Task requirements: Every line that holds the string "color" is to be identified and copied.

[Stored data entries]
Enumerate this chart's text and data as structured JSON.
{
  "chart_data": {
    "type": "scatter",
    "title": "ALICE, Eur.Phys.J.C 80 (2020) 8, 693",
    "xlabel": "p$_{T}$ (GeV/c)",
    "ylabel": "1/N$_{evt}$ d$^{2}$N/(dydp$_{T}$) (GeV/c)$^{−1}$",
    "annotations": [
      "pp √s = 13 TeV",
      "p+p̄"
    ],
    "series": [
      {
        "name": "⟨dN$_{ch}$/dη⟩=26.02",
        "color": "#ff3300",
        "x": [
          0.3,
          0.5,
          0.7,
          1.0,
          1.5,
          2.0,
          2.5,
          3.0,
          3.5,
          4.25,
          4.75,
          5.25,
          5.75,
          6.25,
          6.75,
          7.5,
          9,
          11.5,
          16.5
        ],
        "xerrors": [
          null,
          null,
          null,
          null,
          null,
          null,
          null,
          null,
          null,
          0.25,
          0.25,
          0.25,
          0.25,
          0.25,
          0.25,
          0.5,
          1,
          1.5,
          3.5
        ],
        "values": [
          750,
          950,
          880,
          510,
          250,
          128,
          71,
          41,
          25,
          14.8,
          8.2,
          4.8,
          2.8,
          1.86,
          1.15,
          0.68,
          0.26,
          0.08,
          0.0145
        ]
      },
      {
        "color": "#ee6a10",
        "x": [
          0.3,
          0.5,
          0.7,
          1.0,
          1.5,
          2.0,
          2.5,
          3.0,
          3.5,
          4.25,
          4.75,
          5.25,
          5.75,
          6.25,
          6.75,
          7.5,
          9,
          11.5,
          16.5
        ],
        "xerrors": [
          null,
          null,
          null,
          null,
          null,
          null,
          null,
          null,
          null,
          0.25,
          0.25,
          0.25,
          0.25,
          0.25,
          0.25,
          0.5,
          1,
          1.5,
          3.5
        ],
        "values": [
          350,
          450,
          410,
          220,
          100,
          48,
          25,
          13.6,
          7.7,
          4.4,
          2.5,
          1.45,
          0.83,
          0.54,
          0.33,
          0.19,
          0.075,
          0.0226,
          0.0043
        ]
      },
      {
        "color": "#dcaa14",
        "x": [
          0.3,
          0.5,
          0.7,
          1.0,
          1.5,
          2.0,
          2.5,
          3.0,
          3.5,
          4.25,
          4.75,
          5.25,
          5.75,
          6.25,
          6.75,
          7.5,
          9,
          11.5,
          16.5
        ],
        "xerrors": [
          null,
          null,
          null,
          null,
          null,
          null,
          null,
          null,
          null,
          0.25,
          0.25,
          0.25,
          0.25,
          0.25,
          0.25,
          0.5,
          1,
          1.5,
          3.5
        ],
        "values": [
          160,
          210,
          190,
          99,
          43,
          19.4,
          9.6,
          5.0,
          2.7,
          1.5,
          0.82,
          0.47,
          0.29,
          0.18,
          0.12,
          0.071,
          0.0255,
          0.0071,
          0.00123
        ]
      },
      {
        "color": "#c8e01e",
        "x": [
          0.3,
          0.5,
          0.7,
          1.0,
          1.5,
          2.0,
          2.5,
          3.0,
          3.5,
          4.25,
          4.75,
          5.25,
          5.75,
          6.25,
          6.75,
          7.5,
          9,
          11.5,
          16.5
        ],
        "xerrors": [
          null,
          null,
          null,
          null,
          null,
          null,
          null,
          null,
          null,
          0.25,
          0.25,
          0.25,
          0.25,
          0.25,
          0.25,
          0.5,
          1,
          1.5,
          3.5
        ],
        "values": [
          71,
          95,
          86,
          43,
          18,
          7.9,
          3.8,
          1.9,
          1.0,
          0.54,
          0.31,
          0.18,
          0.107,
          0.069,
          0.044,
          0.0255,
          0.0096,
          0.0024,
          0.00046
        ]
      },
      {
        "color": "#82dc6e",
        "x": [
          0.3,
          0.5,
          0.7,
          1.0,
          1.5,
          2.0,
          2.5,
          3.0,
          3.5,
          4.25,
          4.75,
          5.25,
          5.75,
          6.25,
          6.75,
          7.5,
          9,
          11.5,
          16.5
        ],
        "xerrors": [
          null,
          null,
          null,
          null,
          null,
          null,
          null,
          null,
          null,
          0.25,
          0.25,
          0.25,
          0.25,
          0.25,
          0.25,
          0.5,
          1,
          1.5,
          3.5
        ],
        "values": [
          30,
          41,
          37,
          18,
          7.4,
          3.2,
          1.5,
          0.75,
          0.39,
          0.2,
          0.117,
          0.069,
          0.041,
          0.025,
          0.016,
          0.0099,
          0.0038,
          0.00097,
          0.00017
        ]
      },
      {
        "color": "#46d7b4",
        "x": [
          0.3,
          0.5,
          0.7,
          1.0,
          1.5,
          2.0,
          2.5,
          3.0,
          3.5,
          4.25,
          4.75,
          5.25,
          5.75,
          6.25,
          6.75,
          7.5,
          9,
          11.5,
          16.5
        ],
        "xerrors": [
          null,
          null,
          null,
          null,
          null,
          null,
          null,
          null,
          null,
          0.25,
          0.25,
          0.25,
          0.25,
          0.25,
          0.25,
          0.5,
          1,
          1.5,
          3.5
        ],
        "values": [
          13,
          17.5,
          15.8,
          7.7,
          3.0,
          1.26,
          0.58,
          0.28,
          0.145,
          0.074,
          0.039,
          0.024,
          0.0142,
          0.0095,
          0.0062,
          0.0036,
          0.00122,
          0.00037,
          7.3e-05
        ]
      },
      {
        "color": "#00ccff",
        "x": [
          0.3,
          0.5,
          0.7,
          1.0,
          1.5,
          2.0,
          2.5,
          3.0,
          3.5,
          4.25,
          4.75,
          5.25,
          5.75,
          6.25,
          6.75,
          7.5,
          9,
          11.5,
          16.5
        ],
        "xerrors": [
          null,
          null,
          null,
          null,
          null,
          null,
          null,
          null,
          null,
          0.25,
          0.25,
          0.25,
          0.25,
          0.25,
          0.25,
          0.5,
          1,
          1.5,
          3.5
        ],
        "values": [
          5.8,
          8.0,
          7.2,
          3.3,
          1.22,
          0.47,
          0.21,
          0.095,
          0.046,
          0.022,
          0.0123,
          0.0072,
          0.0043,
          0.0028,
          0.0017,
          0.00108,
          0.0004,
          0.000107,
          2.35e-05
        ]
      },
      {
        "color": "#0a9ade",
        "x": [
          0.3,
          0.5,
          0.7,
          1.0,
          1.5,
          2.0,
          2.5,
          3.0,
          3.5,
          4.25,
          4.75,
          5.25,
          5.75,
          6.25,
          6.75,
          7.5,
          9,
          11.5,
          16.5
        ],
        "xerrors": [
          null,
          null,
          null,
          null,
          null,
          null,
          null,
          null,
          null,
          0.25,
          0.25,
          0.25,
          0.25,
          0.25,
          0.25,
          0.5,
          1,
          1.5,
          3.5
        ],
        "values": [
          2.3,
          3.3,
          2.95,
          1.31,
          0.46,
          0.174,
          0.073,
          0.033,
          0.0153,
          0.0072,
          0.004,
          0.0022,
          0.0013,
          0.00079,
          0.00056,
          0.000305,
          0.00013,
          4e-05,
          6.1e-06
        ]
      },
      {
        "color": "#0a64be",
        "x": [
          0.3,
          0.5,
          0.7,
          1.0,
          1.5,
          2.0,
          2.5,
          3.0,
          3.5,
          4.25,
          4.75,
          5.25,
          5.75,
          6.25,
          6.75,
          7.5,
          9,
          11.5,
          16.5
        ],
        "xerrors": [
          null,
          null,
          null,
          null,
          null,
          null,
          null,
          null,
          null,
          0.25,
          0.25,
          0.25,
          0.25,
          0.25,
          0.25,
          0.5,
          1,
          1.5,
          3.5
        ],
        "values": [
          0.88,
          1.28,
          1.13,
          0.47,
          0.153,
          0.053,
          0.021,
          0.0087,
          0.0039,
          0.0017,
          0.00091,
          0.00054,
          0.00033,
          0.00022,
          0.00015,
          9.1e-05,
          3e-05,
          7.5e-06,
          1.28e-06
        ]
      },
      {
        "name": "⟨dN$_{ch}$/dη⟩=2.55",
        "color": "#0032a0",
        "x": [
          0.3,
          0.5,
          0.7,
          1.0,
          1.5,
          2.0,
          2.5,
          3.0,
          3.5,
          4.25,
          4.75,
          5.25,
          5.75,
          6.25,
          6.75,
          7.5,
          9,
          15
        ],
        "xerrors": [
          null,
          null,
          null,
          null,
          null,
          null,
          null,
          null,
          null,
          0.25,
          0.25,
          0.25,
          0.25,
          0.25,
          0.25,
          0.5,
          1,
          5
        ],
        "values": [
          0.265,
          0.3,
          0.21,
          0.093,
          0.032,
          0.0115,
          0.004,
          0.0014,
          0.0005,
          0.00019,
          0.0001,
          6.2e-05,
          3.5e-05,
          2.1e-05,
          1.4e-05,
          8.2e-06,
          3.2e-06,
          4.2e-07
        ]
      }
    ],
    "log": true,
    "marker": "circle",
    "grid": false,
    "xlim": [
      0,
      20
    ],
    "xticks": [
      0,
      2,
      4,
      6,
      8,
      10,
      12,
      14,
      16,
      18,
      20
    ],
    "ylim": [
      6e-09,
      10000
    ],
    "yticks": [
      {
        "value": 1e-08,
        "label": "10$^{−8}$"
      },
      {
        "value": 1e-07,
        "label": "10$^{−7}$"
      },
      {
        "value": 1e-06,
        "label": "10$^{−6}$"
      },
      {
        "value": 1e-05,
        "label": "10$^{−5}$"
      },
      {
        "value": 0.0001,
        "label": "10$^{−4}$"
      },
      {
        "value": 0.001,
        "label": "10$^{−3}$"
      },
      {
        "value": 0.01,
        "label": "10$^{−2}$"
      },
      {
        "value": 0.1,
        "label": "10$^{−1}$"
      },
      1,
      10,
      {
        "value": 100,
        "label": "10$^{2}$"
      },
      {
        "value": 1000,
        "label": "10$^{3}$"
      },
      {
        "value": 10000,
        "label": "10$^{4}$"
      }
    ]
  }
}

Result of this exercise:
        "color": "#ff3300",
        "color": "#ee6a10",
        "color": "#dcaa14",
        "color": "#c8e01e",
        "color": "#82dc6e",
        "color": "#46d7b4",
        "color": "#00ccff",
        "color": "#0a9ade",
        "color": "#0a64be",
        "color": "#0032a0",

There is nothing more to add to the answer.